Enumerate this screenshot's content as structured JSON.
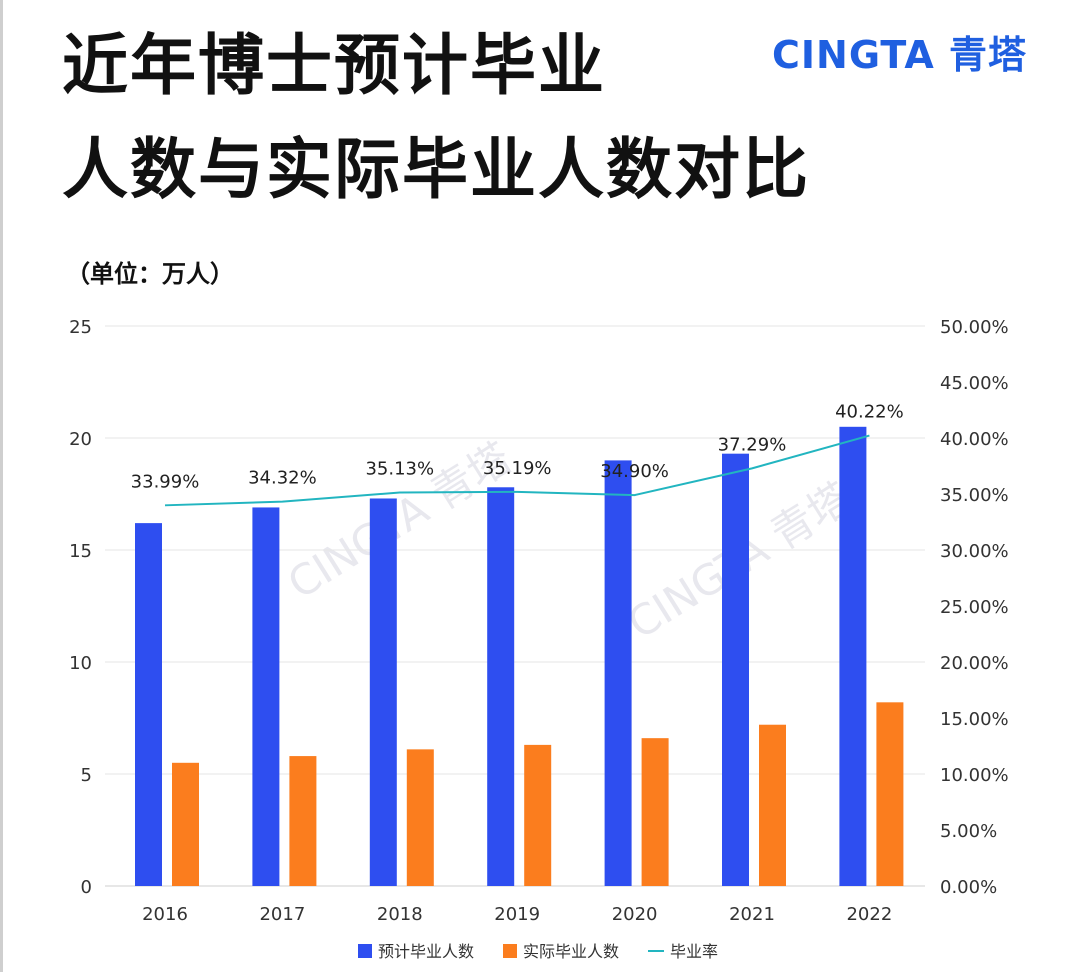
{
  "title": {
    "line1": "近年博士预计毕业",
    "line2": "人数与实际毕业人数对比"
  },
  "brand": {
    "text": "CINGTA 青塔",
    "color": "#1f5fe0"
  },
  "watermark": {
    "text": "CINGTA 青塔"
  },
  "unit_label": "（单位：万人）",
  "chart_data": {
    "type": "bar",
    "title": "近年博士预计毕业人数与实际毕业人数对比",
    "categories": [
      "2016",
      "2017",
      "2018",
      "2019",
      "2020",
      "2021",
      "2022"
    ],
    "series": [
      {
        "name": "预计毕业人数",
        "type": "bar",
        "axis": "left",
        "color": "#2e4ef0",
        "values": [
          16.2,
          16.9,
          17.3,
          17.8,
          19.0,
          19.3,
          20.5
        ]
      },
      {
        "name": "实际毕业人数",
        "type": "bar",
        "axis": "left",
        "color": "#fb7d1e",
        "values": [
          5.5,
          5.8,
          6.1,
          6.3,
          6.6,
          7.2,
          8.2
        ]
      },
      {
        "name": "毕业率",
        "type": "line",
        "axis": "right",
        "color": "#22b5c0",
        "values": [
          33.99,
          34.32,
          35.13,
          35.19,
          34.9,
          37.29,
          40.22
        ],
        "labels": [
          "33.99%",
          "34.32%",
          "35.13%",
          "35.19%",
          "34.90%",
          "37.29%",
          "40.22%"
        ]
      }
    ],
    "y_left": {
      "min": 0,
      "max": 25,
      "ticks": [
        "0",
        "5",
        "10",
        "15",
        "20",
        "25"
      ]
    },
    "y_right": {
      "min": 0,
      "max": 50,
      "ticks": [
        "0.00%",
        "5.00%",
        "10.00%",
        "15.00%",
        "20.00%",
        "25.00%",
        "30.00%",
        "35.00%",
        "40.00%",
        "45.00%",
        "50.00%"
      ]
    },
    "grid": true,
    "legend_position": "bottom"
  }
}
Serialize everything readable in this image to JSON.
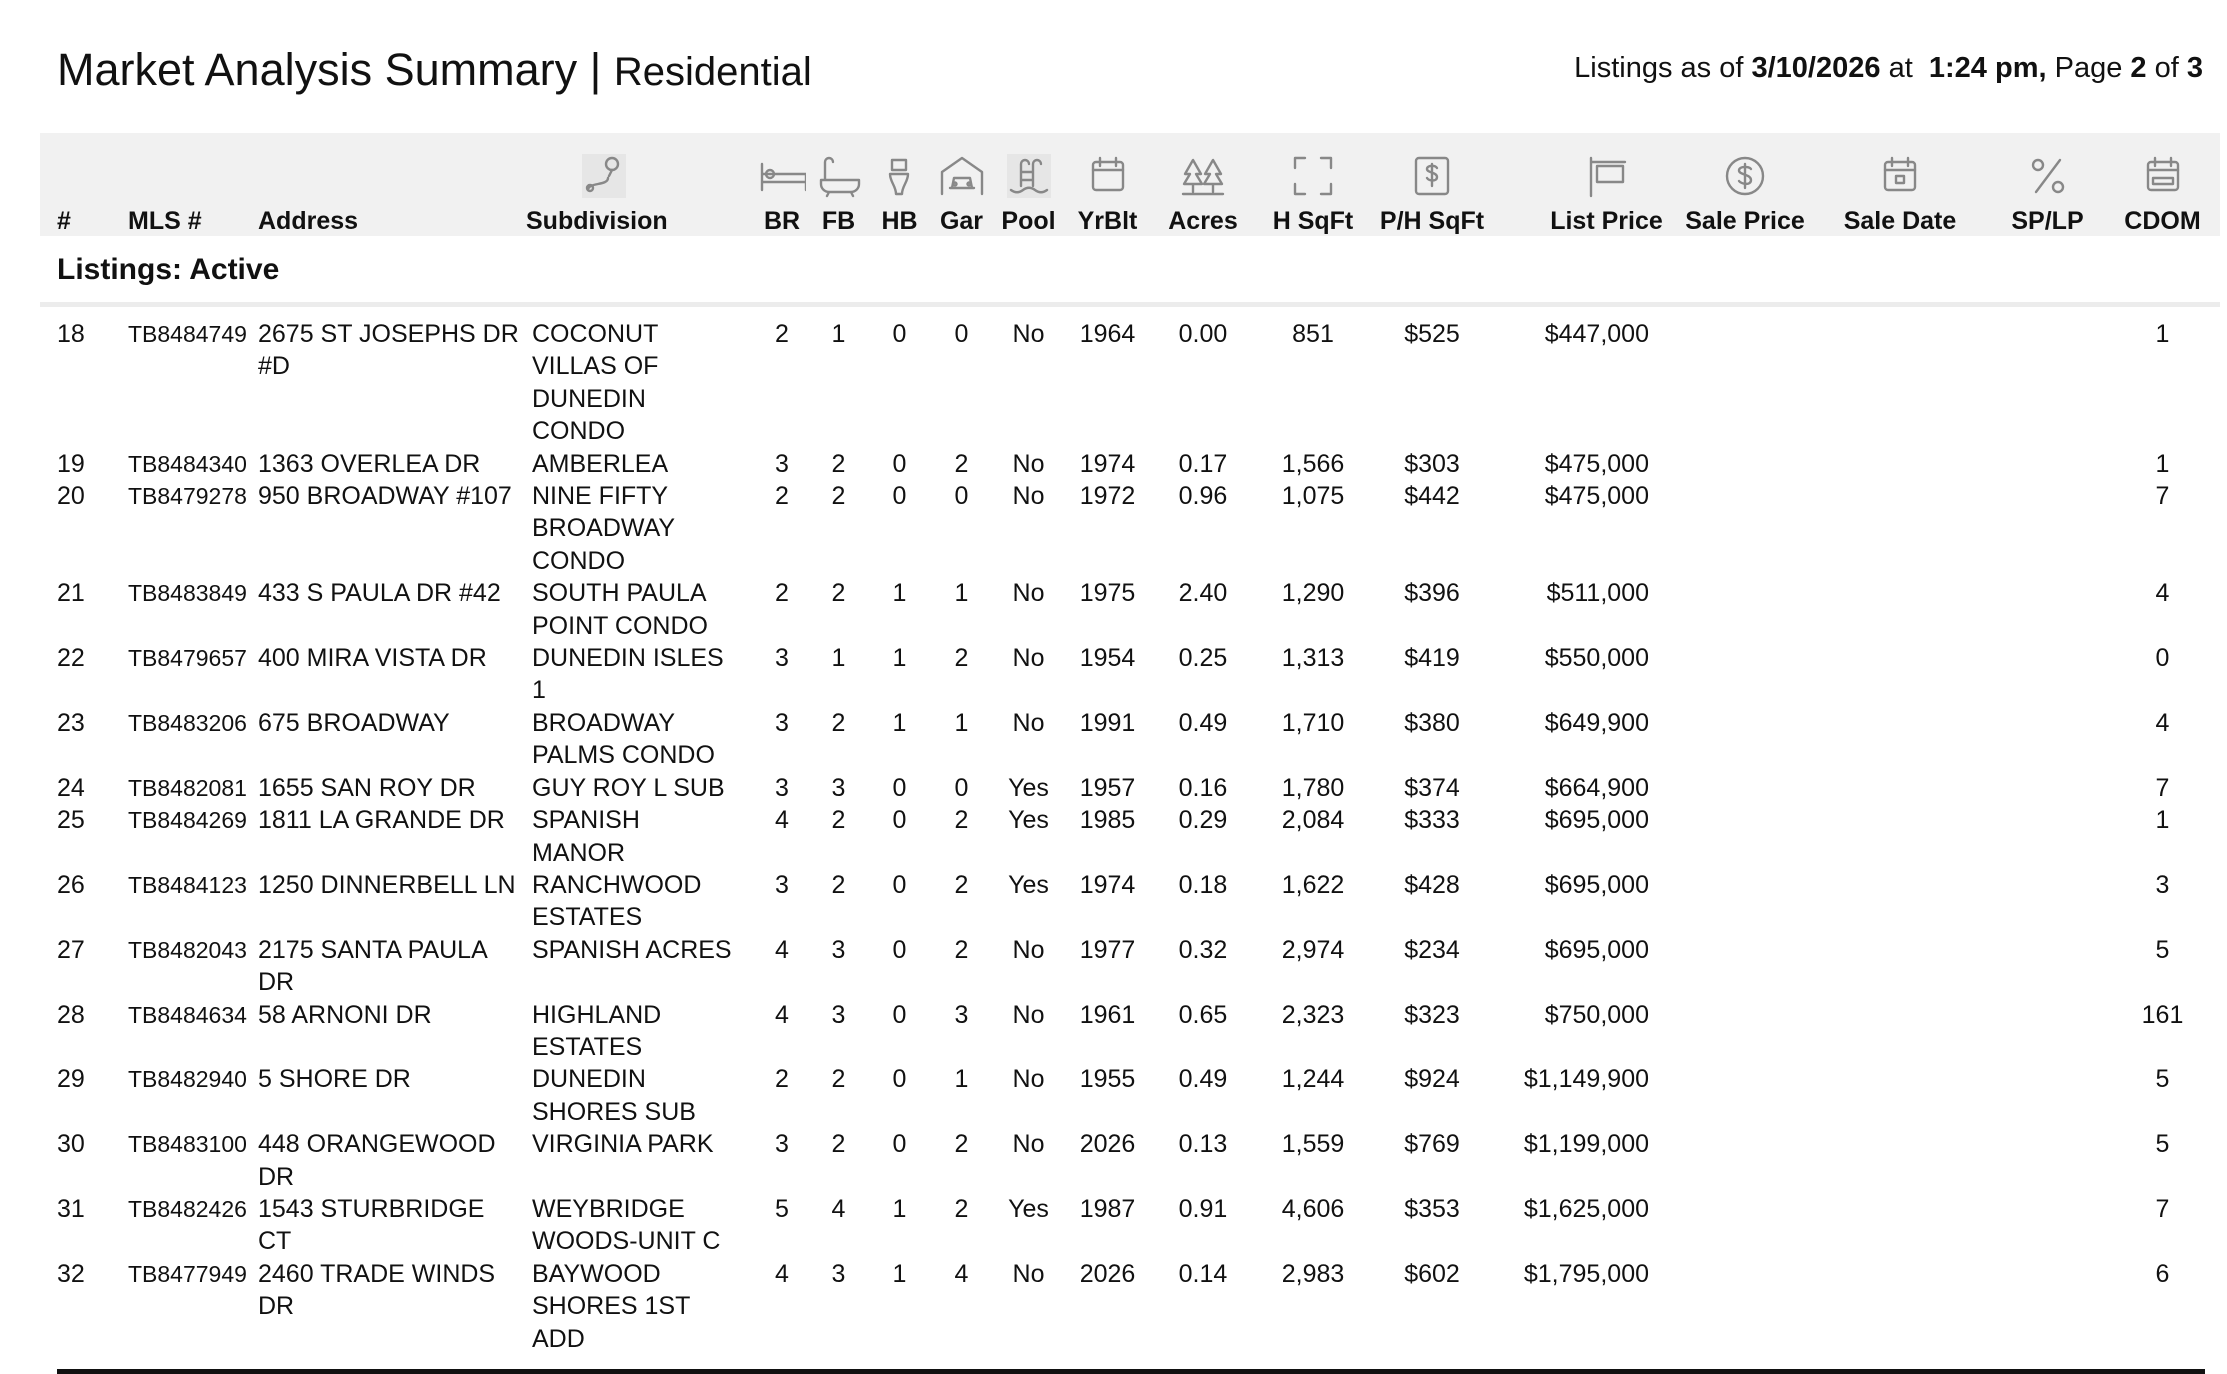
* * *
*Goal*
Except for the pictures, give all the material above again verbatim.

*Answer to this exercise*
Enumerate this screenshot's content as structured JSON.
{
  "title": {
    "line1": "近年博士预计毕业",
    "line2": "人数与实际毕业人数对比"
  },
  "brand": {
    "text": "CINGTA 青塔",
    "color": "#1f5fe0"
  },
  "watermark": {
    "text": "CINGTA 青塔"
  },
  "unit_label": "（单位：万人）",
  "chart_data": {
    "type": "bar",
    "title": "近年博士预计毕业人数与实际毕业人数对比",
    "categories": [
      "2016",
      "2017",
      "2018",
      "2019",
      "2020",
      "2021",
      "2022"
    ],
    "series": [
      {
        "name": "预计毕业人数",
        "type": "bar",
        "axis": "left",
        "color": "#2e4ef0",
        "values": [
          16.2,
          16.9,
          17.3,
          17.8,
          19.0,
          19.3,
          20.5
        ]
      },
      {
        "name": "实际毕业人数",
        "type": "bar",
        "axis": "left",
        "color": "#fb7d1e",
        "values": [
          5.5,
          5.8,
          6.1,
          6.3,
          6.6,
          7.2,
          8.2
        ]
      },
      {
        "name": "毕业率",
        "type": "line",
        "axis": "right",
        "color": "#22b5c0",
        "values": [
          33.99,
          34.32,
          35.13,
          35.19,
          34.9,
          37.29,
          40.22
        ],
        "labels": [
          "33.99%",
          "34.32%",
          "35.13%",
          "35.19%",
          "34.90%",
          "37.29%",
          "40.22%"
        ]
      }
    ],
    "y_left": {
      "min": 0,
      "max": 25,
      "ticks": [
        "0",
        "5",
        "10",
        "15",
        "20",
        "25"
      ]
    },
    "y_right": {
      "min": 0,
      "max": 50,
      "ticks": [
        "0.00%",
        "5.00%",
        "10.00%",
        "15.00%",
        "20.00%",
        "25.00%",
        "30.00%",
        "35.00%",
        "40.00%",
        "45.00%",
        "50.00%"
      ]
    },
    "grid": true,
    "legend_position": "bottom"
  }
}
Serialize everything readable in this image to JSON.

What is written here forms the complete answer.